[start INPUT RECORDS]

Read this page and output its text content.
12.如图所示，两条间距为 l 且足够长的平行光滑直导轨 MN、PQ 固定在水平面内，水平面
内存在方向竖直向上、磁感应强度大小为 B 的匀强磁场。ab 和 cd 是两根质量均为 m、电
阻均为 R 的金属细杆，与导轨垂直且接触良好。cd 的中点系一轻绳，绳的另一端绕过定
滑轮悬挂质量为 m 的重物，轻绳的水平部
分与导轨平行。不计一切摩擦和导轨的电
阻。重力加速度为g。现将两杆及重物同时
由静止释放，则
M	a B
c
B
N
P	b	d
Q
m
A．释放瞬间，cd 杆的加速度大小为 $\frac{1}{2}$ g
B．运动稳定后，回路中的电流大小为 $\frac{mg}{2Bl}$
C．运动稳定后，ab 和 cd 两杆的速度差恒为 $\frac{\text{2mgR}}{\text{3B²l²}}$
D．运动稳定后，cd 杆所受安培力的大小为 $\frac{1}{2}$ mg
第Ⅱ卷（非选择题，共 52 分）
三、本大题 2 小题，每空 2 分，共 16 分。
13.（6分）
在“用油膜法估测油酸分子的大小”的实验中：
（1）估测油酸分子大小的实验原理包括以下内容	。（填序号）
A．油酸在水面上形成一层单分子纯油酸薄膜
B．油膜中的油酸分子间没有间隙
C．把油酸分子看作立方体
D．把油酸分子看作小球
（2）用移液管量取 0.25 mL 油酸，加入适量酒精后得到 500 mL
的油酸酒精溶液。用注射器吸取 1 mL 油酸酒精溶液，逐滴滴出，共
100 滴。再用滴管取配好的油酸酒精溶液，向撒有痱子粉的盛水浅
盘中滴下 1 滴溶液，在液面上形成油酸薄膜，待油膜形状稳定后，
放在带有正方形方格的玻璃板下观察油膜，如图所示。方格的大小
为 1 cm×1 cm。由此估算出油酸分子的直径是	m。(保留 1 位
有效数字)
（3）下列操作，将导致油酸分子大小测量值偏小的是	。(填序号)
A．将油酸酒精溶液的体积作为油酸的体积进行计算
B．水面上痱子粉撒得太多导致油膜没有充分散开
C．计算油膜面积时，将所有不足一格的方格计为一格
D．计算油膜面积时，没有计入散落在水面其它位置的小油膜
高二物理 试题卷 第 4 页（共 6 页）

[end INPUT RECORDS]
[start INPUT RECORDS]

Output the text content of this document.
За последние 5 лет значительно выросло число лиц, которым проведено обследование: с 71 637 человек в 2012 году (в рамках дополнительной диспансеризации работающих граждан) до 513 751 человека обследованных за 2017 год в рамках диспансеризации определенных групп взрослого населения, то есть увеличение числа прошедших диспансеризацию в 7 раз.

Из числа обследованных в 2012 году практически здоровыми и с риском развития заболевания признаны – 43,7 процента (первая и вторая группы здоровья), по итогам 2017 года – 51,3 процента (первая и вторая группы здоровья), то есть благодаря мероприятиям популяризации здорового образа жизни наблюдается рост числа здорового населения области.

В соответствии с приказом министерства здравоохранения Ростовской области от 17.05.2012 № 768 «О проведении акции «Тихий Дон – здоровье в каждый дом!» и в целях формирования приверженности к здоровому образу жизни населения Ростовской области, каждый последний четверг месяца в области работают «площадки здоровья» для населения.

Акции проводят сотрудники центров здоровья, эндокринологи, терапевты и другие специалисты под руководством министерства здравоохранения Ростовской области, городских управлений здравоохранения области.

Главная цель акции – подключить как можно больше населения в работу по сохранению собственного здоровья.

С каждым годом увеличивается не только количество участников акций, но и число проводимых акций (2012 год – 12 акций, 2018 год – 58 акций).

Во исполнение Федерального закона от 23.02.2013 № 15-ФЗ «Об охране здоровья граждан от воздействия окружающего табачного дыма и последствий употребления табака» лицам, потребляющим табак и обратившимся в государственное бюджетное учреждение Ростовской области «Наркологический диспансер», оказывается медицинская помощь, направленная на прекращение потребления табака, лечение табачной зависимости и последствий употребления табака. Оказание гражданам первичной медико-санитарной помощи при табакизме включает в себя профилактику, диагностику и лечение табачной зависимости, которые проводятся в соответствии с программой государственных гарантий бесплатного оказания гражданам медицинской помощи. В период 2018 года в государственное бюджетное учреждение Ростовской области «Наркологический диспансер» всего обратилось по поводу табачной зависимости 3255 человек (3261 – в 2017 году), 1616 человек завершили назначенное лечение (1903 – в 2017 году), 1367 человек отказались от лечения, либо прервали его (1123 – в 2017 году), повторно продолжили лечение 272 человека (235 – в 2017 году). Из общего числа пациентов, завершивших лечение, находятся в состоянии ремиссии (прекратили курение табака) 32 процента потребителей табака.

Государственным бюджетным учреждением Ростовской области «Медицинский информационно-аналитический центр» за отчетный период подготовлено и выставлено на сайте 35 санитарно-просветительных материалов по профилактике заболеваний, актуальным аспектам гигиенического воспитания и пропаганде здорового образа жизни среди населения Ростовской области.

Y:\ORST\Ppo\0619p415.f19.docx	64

[end INPUT RECORDS]

_AIM_
Copy every line in the entries above that has the string "министерства" in it.

_SOLUTION BELOW_
В соответствии с приказом министерства здравоохранения Ростовской области от 17.05.2012 № 768 «О проведении акции «Тихий Дон – здоровье в каждый дом!» и в целях формирования приверженности к здоровому образу жизни населения Ростовской области, каждый последний четверг месяца в области работают «площадки здоровья» для населения.
Акции проводят сотрудники центров здоровья, эндокринологи, терапевты и другие специалисты под руководством министерства здравоохранения Ростовской области, городских управлений здравоохранения области.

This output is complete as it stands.